'''

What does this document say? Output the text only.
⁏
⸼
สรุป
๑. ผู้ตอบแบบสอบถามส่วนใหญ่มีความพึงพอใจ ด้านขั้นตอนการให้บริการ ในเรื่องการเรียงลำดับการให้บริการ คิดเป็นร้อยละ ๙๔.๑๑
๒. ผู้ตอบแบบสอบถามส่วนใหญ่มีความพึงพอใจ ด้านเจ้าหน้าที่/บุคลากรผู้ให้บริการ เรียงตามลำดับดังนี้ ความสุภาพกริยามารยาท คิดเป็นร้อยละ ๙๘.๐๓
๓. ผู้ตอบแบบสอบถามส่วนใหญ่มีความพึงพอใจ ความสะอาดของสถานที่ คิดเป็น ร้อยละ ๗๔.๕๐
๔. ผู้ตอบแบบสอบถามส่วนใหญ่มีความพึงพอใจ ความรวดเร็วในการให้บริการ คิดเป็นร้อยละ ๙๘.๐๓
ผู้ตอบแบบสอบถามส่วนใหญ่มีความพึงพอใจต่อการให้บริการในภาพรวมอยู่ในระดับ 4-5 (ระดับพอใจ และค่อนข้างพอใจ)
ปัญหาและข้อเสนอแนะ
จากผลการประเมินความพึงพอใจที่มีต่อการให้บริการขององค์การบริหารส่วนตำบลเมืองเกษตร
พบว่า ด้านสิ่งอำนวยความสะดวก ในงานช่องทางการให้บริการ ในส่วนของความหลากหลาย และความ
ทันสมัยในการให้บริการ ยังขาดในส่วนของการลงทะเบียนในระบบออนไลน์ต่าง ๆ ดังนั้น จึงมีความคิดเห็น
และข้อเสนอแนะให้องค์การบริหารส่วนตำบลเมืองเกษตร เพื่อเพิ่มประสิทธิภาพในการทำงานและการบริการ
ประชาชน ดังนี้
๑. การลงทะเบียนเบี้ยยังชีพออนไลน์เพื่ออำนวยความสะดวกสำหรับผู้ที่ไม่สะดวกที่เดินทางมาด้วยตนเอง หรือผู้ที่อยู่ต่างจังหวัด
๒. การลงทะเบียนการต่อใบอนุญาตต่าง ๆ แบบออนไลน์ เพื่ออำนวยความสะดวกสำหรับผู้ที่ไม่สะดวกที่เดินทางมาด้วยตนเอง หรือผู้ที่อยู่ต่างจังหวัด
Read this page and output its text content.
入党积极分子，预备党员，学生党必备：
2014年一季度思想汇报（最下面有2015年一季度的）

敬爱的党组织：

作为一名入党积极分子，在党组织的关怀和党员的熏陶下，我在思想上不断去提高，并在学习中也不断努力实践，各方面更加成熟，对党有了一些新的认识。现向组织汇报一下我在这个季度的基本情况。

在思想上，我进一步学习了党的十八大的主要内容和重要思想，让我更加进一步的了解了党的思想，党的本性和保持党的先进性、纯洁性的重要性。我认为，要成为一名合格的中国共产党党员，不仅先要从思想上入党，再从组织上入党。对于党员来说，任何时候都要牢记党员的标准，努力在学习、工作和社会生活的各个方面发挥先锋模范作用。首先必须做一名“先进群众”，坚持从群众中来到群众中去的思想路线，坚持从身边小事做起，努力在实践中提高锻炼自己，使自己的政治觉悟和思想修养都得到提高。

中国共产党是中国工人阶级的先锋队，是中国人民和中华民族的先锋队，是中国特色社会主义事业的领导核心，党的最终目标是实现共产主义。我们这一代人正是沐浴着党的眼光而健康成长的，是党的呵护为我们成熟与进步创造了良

'''

## Task brief:
Transcribe word for word the lines from the one holding "Read this page and output its text content." to the last line of the listing above, inclusive.

## Worked solution:
Read this page and output its text content.
入党积极分子，预备党员，学生党必备：
2014年一季度思想汇报（最下面有2015年一季度的）

敬爱的党组织：

作为一名入党积极分子，在党组织的关怀和党员的熏陶下，我在思想上不断去提高，并在学习中也不断努力实践，各方面更加成熟，对党有了一些新的认识。现向组织汇报一下我在这个季度的基本情况。

在思想上，我进一步学习了党的十八大的主要内容和重要思想，让我更加进一步的了解了党的思想，党的本性和保持党的先进性、纯洁性的重要性。我认为，要成为一名合格的中国共产党党员，不仅先要从思想上入党，再从组织上入党。对于党员来说，任何时候都要牢记党员的标准，努力在学习、工作和社会生活的各个方面发挥先锋模范作用。首先必须做一名“先进群众”，坚持从群众中来到群众中去的思想路线，坚持从身边小事做起，努力在实践中提高锻炼自己，使自己的政治觉悟和思想修养都得到提高。

中国共产党是中国工人阶级的先锋队，是中国人民和中华民族的先锋队，是中国特色社会主义事业的领导核心，党的最终目标是实现共产主义。我们这一代人正是沐浴着党的眼光而健康成长的，是党的呵护为我们成熟与进步创造了良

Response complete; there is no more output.